◆ Available records:
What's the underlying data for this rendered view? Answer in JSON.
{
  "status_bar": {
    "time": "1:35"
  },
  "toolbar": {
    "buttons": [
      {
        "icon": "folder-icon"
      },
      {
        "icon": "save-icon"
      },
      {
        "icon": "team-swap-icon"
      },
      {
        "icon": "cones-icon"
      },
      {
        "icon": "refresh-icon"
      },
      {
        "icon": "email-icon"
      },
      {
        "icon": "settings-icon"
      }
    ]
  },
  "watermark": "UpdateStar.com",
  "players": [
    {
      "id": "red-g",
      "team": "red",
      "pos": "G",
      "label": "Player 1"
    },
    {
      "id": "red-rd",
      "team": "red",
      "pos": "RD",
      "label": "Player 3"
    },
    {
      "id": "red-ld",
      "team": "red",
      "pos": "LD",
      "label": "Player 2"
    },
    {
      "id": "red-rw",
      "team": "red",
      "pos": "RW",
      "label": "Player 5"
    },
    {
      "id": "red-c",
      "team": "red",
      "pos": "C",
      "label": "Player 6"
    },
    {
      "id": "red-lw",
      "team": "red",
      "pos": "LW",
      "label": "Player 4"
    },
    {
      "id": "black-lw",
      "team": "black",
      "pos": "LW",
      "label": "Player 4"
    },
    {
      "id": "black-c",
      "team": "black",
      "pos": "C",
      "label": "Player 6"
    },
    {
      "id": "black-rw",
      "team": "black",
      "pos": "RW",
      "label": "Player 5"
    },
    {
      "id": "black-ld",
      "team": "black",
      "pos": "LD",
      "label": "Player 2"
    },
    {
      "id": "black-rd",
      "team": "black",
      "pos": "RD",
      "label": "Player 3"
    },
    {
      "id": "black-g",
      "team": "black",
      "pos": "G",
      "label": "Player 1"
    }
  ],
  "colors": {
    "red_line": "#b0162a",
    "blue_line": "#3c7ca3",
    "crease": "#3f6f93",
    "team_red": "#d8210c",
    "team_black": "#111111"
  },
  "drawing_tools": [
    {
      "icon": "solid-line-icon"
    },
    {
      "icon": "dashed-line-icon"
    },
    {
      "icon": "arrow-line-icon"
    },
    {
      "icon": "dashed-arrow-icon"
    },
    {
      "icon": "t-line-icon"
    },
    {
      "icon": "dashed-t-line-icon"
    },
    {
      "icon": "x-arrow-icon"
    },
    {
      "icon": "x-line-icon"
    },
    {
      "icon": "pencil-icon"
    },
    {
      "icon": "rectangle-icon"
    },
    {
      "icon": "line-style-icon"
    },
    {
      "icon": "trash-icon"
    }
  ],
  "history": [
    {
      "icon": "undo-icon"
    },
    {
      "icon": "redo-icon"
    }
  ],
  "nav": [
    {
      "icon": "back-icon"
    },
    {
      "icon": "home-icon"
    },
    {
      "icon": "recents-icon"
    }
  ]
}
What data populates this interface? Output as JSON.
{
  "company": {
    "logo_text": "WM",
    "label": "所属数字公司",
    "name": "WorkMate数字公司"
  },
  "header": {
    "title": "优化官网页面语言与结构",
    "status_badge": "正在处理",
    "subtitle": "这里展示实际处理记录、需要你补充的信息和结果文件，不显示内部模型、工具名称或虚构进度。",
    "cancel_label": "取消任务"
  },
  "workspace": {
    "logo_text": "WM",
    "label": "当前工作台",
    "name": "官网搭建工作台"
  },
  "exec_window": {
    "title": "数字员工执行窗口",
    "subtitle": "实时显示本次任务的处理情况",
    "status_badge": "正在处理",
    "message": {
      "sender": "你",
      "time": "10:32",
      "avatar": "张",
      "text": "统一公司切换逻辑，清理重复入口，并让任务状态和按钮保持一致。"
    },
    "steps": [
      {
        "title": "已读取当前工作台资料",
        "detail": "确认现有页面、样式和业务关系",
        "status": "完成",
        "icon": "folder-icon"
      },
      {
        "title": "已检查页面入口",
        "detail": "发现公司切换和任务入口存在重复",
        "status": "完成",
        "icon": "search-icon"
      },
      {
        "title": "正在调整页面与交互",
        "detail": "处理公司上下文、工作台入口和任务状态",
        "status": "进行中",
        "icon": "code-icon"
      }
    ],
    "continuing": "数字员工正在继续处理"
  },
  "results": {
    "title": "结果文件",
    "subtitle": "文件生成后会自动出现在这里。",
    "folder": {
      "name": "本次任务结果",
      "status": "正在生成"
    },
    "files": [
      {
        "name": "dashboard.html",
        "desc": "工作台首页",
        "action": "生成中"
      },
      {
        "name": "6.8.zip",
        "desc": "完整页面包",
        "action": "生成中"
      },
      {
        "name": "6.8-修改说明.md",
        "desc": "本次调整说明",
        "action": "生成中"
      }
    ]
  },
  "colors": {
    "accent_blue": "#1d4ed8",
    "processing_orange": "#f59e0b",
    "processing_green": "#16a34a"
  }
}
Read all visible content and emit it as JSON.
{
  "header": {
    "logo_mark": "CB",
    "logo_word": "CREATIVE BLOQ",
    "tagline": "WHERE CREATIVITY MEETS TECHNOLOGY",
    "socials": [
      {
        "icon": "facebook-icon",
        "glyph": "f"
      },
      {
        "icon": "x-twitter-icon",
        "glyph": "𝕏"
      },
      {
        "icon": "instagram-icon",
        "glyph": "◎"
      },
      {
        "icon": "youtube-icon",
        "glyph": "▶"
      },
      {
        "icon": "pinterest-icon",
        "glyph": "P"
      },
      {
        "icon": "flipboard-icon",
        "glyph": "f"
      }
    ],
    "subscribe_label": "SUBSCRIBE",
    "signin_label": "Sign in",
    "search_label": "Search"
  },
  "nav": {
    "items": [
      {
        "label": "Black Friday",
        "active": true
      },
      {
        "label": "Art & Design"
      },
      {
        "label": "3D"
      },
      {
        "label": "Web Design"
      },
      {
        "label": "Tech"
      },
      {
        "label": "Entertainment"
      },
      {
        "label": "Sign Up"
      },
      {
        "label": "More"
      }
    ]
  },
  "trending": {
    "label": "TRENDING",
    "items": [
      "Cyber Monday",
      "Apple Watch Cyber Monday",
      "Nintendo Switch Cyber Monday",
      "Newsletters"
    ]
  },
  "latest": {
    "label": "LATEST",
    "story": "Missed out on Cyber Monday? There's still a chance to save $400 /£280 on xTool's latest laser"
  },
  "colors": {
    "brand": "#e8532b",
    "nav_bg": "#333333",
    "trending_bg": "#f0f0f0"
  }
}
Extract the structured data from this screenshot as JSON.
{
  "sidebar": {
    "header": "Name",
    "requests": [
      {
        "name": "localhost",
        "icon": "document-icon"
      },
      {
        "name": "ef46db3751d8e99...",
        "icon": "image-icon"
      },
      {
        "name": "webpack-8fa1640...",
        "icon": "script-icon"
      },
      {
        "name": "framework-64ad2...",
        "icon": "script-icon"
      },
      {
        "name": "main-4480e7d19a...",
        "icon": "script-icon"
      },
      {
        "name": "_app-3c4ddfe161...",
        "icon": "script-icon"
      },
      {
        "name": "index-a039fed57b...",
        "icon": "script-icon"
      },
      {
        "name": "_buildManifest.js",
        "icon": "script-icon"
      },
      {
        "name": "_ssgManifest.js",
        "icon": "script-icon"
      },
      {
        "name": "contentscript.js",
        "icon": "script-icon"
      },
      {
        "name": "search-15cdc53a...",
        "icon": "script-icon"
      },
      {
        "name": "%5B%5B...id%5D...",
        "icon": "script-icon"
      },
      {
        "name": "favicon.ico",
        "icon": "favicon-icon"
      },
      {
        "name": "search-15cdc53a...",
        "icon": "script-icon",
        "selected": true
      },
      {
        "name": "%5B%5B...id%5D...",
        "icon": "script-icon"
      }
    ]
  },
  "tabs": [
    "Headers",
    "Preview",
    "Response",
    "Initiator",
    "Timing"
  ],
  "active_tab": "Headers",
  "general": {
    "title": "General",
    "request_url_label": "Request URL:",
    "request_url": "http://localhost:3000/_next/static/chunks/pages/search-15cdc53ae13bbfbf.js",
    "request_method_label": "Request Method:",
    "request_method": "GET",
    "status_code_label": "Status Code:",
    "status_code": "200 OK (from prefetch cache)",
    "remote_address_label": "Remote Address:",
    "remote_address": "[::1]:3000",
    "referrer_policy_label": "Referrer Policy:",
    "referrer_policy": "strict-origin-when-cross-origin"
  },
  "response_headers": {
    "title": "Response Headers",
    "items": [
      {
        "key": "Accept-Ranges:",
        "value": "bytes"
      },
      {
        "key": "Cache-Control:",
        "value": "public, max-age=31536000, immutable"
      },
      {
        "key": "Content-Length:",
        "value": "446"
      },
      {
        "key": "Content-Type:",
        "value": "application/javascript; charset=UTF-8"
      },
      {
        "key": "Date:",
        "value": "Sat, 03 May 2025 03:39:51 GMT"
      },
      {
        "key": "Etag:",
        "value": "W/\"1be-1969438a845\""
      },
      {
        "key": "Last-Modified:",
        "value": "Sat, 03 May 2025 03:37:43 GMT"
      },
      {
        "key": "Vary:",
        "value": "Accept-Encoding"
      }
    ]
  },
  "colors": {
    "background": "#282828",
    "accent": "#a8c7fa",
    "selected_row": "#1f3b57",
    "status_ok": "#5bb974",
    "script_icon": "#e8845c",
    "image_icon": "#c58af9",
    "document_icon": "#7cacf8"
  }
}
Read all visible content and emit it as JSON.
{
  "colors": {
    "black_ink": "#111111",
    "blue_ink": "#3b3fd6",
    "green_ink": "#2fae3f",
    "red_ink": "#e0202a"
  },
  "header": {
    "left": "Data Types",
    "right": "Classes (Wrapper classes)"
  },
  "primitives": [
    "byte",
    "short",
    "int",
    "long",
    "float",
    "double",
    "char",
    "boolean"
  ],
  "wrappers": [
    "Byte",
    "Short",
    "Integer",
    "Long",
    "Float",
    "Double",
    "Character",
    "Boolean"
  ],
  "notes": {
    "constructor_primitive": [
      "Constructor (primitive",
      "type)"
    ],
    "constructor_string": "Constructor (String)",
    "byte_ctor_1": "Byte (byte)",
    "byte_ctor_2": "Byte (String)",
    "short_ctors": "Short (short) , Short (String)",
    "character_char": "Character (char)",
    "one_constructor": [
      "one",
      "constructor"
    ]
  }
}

◆ Short exercise:
Determine how many lines of the entries above carry the string "Cyber", and give that number alone.

◆ Exercise output:
4